[[ Excerpted passage open ]]

Mark Crowley | Fall 2023 Reading Group

Motivation

Continuation of last year’s Transformers Reading Group keeping the theme on Generative AI and RL to start, but who knows where it will go!

General Reading Groups Tips

In a reading group everyone takes turns leading discussion of a paper each week. Leading discussion can be as simple as having your own annotated notes on Hypothes.is to share and start discussion as we go through it together. Or it could be more involved, including making slides to present your overview of the paper’s contributions, highlights and weak points.

See the links and notes on paper we have done in previous meetings, obtain the link for the next paper or look at planned upcoming or potential future papers, feel free to suggest others or changes in the upcoming order.

Jump to stage: next ~ done ~ upcoming ~ potential

done

[2] Causal Parrots: Large Language Models May Talk Causality But Are Not Causal

Matej Zečević, Moritz Willig, Devendra Singh Dhami, and Kristian Kersting.

Transactions on Machine Learning Research. Aug, 2023.

Abs arXiv PDF URL Hypoth Notes

Note: This paper has a very bold premise to show clearly what causality and conceptual reasoning means in terms of Large Language Models. They define it clearly int terms of evidence existing in the training set and argue that LLMs can only learn causal relations in those cases. These authors are organizing a workshop on this very topic for NeurIPS 2023.

[[ Excerpted passage closed ]]
[[ Dataset excerpts open ]]

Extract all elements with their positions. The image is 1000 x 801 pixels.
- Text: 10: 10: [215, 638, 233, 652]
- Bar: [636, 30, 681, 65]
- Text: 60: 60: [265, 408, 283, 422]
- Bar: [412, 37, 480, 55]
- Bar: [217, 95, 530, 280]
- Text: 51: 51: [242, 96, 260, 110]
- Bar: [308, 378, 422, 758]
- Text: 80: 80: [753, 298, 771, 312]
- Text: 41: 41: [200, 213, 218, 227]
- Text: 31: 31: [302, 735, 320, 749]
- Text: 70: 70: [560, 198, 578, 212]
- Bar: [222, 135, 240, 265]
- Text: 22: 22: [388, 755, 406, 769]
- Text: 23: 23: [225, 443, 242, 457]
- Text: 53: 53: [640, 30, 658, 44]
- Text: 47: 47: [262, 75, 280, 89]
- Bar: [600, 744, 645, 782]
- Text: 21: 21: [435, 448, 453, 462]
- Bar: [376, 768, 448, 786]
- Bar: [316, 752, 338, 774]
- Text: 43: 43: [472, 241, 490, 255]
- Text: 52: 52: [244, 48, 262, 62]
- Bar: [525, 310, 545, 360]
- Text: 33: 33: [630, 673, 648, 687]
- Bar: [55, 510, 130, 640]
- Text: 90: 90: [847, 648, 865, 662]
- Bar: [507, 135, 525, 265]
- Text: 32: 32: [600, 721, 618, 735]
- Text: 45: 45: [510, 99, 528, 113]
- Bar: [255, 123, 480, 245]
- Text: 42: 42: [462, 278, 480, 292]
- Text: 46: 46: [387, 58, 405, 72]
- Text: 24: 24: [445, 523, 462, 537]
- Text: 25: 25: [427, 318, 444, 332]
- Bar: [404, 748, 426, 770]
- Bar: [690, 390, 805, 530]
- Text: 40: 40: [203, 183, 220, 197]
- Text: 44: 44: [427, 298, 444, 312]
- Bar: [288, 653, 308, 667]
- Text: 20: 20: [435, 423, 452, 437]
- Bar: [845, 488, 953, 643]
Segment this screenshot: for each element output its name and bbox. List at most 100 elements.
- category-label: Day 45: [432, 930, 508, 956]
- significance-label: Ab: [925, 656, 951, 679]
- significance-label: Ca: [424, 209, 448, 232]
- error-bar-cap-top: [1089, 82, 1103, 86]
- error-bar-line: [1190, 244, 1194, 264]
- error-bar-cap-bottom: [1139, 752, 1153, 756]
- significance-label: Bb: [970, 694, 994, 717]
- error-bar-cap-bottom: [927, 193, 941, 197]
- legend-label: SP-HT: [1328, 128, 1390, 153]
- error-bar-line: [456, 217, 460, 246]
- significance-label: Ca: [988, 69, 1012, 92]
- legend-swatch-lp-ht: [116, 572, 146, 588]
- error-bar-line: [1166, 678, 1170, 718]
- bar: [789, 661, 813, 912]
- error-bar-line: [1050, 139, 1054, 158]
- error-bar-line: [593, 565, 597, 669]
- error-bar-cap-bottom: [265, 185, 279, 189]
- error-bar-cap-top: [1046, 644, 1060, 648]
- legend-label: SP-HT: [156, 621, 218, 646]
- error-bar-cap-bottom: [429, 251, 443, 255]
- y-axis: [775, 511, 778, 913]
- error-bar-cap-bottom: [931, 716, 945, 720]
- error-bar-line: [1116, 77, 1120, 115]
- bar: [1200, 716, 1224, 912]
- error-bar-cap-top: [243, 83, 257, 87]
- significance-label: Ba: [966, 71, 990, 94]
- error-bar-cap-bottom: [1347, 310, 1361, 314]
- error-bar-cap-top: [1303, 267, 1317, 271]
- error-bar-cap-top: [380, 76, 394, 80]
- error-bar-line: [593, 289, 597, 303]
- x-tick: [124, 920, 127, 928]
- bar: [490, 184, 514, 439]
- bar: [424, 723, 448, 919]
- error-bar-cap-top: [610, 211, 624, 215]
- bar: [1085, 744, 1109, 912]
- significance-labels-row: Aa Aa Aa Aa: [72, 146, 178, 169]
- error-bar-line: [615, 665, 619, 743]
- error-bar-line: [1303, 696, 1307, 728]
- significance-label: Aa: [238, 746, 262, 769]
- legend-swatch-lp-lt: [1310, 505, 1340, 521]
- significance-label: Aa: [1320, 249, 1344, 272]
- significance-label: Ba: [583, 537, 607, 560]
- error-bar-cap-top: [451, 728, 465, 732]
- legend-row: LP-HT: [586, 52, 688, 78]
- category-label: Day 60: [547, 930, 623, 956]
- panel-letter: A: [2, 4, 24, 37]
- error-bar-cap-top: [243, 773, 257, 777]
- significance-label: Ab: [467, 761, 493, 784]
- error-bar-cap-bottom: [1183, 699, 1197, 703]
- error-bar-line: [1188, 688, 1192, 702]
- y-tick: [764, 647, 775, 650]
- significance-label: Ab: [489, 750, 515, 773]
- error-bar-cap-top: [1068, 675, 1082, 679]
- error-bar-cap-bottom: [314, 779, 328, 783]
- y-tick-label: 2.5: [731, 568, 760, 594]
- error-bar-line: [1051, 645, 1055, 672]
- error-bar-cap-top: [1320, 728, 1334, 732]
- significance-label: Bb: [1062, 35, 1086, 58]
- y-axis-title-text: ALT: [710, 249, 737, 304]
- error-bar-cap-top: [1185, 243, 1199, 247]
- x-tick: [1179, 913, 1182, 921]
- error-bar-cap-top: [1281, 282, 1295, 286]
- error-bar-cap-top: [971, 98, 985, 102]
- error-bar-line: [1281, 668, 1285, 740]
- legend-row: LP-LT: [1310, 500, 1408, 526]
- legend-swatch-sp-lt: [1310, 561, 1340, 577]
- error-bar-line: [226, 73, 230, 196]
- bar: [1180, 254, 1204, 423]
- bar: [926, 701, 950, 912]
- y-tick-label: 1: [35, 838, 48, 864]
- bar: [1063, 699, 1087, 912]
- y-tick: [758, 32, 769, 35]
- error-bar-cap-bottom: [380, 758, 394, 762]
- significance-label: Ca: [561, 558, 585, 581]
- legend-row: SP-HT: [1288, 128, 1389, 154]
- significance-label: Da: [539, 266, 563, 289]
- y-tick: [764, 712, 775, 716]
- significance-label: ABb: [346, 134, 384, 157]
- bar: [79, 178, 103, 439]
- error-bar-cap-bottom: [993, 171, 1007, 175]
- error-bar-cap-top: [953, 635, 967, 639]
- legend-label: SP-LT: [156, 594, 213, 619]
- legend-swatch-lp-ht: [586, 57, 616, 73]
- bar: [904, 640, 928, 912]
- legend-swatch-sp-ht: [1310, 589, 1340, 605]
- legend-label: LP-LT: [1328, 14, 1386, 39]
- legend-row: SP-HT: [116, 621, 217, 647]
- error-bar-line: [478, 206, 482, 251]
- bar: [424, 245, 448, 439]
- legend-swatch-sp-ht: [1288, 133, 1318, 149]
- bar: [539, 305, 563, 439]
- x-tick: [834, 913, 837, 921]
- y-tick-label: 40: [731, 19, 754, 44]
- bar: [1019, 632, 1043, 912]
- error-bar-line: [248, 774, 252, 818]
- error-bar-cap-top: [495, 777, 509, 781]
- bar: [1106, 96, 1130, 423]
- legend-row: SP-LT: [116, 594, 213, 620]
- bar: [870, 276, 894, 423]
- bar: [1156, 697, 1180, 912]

[[ Dataset excerpts closed ]]

#### Tasks and exercises
1. Transcribe the stretch of the reading group page from "[2] Causal Parrots: Large" through "and Kristian Kersting.".
2. Translate this sentence from the reading group page into Spanish: "In a reading group everyone takes turns leading discussion of a paper each week."
These data have no connection to the reading group page.

#### Solutions by task
1.
[2] Causal Parrots: Large Language Models May Talk Causality But Are Not Causal

Matej Zečević, Moritz Willig, Devendra Singh Dhami, and Kristian Kersting.

2. En un grupo de lectura, todos se turnan para dirigir la discusión de un artículo cada semana.